Aim of the exercise: Each entry needs to be restated exactly as written.

= = = = = = =

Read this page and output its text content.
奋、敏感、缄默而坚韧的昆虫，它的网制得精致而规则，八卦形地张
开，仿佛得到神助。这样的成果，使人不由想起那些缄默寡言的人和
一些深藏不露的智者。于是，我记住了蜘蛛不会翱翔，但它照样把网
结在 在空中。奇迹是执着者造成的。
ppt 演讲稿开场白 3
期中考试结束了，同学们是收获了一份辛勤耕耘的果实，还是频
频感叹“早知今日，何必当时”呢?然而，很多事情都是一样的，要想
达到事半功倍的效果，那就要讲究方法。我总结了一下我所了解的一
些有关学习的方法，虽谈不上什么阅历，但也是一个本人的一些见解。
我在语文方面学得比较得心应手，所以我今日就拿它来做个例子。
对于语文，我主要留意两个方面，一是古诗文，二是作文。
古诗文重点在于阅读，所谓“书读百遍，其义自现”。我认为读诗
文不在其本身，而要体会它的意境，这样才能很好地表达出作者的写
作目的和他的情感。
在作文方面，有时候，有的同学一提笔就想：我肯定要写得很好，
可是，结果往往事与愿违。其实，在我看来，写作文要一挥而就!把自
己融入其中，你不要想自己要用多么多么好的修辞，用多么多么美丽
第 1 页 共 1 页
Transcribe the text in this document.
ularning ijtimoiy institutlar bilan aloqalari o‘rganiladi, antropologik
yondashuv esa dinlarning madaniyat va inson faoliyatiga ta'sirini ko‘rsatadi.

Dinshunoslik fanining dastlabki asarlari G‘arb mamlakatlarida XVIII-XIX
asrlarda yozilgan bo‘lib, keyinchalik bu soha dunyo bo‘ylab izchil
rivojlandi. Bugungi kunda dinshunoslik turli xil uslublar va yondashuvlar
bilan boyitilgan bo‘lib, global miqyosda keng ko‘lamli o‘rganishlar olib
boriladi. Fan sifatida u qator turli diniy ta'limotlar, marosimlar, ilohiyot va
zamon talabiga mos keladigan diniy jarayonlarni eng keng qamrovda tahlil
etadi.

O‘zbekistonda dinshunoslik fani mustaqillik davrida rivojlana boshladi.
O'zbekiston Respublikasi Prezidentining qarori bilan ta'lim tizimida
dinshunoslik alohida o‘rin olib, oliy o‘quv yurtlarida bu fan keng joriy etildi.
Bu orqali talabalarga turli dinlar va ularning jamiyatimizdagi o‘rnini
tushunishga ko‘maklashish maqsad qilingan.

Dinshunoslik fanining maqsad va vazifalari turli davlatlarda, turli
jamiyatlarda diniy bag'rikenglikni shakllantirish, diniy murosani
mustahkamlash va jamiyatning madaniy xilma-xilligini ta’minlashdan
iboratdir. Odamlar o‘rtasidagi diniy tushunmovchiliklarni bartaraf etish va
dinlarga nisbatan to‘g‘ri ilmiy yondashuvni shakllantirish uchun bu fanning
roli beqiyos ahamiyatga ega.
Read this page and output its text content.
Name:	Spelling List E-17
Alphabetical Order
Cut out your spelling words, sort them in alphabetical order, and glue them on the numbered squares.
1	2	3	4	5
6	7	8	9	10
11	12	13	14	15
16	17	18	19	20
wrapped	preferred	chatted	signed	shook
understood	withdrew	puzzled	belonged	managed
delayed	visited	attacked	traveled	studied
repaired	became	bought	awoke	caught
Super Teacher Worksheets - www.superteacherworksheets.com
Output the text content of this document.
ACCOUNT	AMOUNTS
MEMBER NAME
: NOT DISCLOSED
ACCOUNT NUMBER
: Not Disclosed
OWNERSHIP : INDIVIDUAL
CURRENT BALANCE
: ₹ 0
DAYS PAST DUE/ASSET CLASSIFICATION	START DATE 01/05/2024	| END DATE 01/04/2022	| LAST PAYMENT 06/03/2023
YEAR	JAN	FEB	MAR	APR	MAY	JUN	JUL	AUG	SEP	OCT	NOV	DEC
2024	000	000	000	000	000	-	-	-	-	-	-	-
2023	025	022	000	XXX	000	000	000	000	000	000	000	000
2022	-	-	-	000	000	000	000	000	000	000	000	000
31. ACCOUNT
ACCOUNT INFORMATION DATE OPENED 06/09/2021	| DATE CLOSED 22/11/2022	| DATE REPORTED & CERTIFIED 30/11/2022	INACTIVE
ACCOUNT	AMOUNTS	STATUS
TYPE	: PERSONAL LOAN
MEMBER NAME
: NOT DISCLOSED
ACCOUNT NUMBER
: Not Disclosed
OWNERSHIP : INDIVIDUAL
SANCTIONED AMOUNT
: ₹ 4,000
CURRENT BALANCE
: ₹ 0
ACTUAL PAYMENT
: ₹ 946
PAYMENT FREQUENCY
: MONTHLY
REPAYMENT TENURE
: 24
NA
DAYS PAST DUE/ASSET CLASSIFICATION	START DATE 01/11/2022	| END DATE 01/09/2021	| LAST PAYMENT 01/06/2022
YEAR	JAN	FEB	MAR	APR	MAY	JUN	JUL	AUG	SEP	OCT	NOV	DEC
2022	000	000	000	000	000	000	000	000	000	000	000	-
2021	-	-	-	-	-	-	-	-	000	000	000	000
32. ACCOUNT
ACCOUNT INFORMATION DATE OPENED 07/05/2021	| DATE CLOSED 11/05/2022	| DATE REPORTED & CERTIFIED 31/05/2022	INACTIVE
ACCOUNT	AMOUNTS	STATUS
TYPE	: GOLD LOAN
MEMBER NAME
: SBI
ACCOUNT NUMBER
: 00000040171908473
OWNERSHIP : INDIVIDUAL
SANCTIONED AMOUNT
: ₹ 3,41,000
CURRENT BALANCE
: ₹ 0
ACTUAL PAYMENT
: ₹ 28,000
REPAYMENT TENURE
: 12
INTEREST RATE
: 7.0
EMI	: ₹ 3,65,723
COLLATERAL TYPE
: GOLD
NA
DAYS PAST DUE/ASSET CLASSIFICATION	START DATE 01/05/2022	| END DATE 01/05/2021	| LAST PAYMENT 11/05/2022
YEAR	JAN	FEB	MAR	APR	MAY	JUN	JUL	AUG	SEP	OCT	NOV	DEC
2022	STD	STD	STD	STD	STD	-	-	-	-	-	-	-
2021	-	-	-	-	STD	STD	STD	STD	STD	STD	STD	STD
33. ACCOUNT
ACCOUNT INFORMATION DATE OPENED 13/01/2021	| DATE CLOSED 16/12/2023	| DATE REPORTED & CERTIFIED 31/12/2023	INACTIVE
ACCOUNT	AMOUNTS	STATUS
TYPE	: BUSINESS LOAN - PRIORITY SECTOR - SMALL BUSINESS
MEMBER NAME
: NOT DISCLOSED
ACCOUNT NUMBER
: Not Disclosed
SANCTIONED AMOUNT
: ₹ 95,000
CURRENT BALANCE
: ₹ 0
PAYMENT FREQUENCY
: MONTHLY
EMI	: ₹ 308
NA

= = = = = = =

Final result:
Read this page and output its text content.
奋、敏感、缄默而坚韧的昆虫，它的网制得精致而规则，八卦形地张
开，仿佛得到神助。这样的成果，使人不由想起那些缄默寡言的人和
一些深藏不露的智者。于是，我记住了蜘蛛不会翱翔，但它照样把网
结在 在空中。奇迹是执着者造成的。
ppt 演讲稿开场白 3
期中考试结束了，同学们是收获了一份辛勤耕耘的果实，还是频
频感叹“早知今日，何必当时”呢?然而，很多事情都是一样的，要想
达到事半功倍的效果，那就要讲究方法。我总结了一下我所了解的一
些有关学习的方法，虽谈不上什么阅历，但也是一个本人的一些见解。
我在语文方面学得比较得心应手，所以我今日就拿它来做个例子。
对于语文，我主要留意两个方面，一是古诗文，二是作文。
古诗文重点在于阅读，所谓“书读百遍，其义自现”。我认为读诗
文不在其本身，而要体会它的意境，这样才能很好地表达出作者的写
作目的和他的情感。
在作文方面，有时候，有的同学一提笔就想：我肯定要写得很好，
可是，结果往往事与愿违。其实，在我看来，写作文要一挥而就!把自
己融入其中，你不要想自己要用多么多么好的修辞，用多么多么美丽
第 1 页 共 1 页
Transcribe the text in this document.
ularning ijtimoiy institutlar bilan aloqalari o‘rganiladi, antropologik
yondashuv esa dinlarning madaniyat va inson faoliyatiga ta'sirini ko‘rsatadi.

Dinshunoslik fanining dastlabki asarlari G‘arb mamlakatlarida XVIII-XIX
asrlarda yozilgan bo‘lib, keyinchalik bu soha dunyo bo‘ylab izchil
rivojlandi. Bugungi kunda dinshunoslik turli xil uslublar va yondashuvlar
bilan boyitilgan bo‘lib, global miqyosda keng ko‘lamli o‘rganishlar olib
boriladi. Fan sifatida u qator turli diniy ta'limotlar, marosimlar, ilohiyot va
zamon talabiga mos keladigan diniy jarayonlarni eng keng qamrovda tahlil
etadi.

O‘zbekistonda dinshunoslik fani mustaqillik davrida rivojlana boshladi.
O'zbekiston Respublikasi Prezidentining qarori bilan ta'lim tizimida
dinshunoslik alohida o‘rin olib, oliy o‘quv yurtlarida bu fan keng joriy etildi.
Bu orqali talabalarga turli dinlar va ularning jamiyatimizdagi o‘rnini
tushunishga ko‘maklashish maqsad qilingan.

Dinshunoslik fanining maqsad va vazifalari turli davlatlarda, turli
jamiyatlarda diniy bag'rikenglikni shakllantirish, diniy murosani
mustahkamlash va jamiyatning madaniy xilma-xilligini ta’minlashdan
iboratdir. Odamlar o‘rtasidagi diniy tushunmovchiliklarni bartaraf etish va
dinlarga nisbatan to‘g‘ri ilmiy yondashuvni shakllantirish uchun bu fanning
roli beqiyos ahamiyatga ega.
Read this page and output its text content.
Name:	Spelling List E-17
Alphabetical Order
Cut out your spelling words, sort them in alphabetical order, and glue them on the numbered squares.
1	2	3	4	5
6	7	8	9	10
11	12	13	14	15
16	17	18	19	20
wrapped	preferred	chatted	signed	shook
understood	withdrew	puzzled	belonged	managed
delayed	visited	attacked	traveled	studied
repaired	became	bought	awoke	caught
Super Teacher Worksheets - www.superteacherworksheets.com
Output the text content of this document.
ACCOUNT	AMOUNTS
MEMBER NAME
: NOT DISCLOSED
ACCOUNT NUMBER
: Not Disclosed
OWNERSHIP : INDIVIDUAL
CURRENT BALANCE
: ₹ 0
DAYS PAST DUE/ASSET CLASSIFICATION	START DATE 01/05/2024	| END DATE 01/04/2022	| LAST PAYMENT 06/03/2023
YEAR	JAN	FEB	MAR	APR	MAY	JUN	JUL	AUG	SEP	OCT	NOV	DEC
2024	000	000	000	000	000	-	-	-	-	-	-	-
2023	025	022	000	XXX	000	000	000	000	000	000	000	000
2022	-	-	-	000	000	000	000	000	000	000	000	000
31. ACCOUNT
ACCOUNT INFORMATION DATE OPENED 06/09/2021	| DATE CLOSED 22/11/2022	| DATE REPORTED & CERTIFIED 30/11/2022	INACTIVE
ACCOUNT	AMOUNTS	STATUS
TYPE	: PERSONAL LOAN
MEMBER NAME
: NOT DISCLOSED
ACCOUNT NUMBER
: Not Disclosed
OWNERSHIP : INDIVIDUAL
SANCTIONED AMOUNT
: ₹ 4,000
CURRENT BALANCE
: ₹ 0
ACTUAL PAYMENT
: ₹ 946
PAYMENT FREQUENCY
: MONTHLY
REPAYMENT TENURE
: 24
NA
DAYS PAST DUE/ASSET CLASSIFICATION	START DATE 01/11/2022	| END DATE 01/09/2021	| LAST PAYMENT 01/06/2022
YEAR	JAN	FEB	MAR	APR	MAY	JUN	JUL	AUG	SEP	OCT	NOV	DEC
2022	000	000	000	000	000	000	000	000	000	000	000	-
2021	-	-	-	-	-	-	-	-	000	000	000	000
32. ACCOUNT
ACCOUNT INFORMATION DATE OPENED 07/05/2021	| DATE CLOSED 11/05/2022	| DATE REPORTED & CERTIFIED 31/05/2022	INACTIVE
ACCOUNT	AMOUNTS	STATUS
TYPE	: GOLD LOAN
MEMBER NAME
: SBI
ACCOUNT NUMBER
: 00000040171908473
OWNERSHIP : INDIVIDUAL
SANCTIONED AMOUNT
: ₹ 3,41,000
CURRENT BALANCE
: ₹ 0
ACTUAL PAYMENT
: ₹ 28,000
REPAYMENT TENURE
: 12
INTEREST RATE
: 7.0
EMI	: ₹ 3,65,723
COLLATERAL TYPE
: GOLD
NA
DAYS PAST DUE/ASSET CLASSIFICATION	START DATE 01/05/2022	| END DATE 01/05/2021	| LAST PAYMENT 11/05/2022
YEAR	JAN	FEB	MAR	APR	MAY	JUN	JUL	AUG	SEP	OCT	NOV	DEC
2022	STD	STD	STD	STD	STD	-	-	-	-	-	-	-
2021	-	-	-	-	STD	STD	STD	STD	STD	STD	STD	STD
33. ACCOUNT
ACCOUNT INFORMATION DATE OPENED 13/01/2021	| DATE CLOSED 16/12/2023	| DATE REPORTED & CERTIFIED 31/12/2023	INACTIVE
ACCOUNT	AMOUNTS	STATUS
TYPE	: BUSINESS LOAN - PRIORITY SECTOR - SMALL BUSINESS
MEMBER NAME
: NOT DISCLOSED
ACCOUNT NUMBER
: Not Disclosed
SANCTIONED AMOUNT
: ₹ 95,000
CURRENT BALANCE
: ₹ 0
PAYMENT FREQUENCY
: MONTHLY
EMI	: ₹ 308
NA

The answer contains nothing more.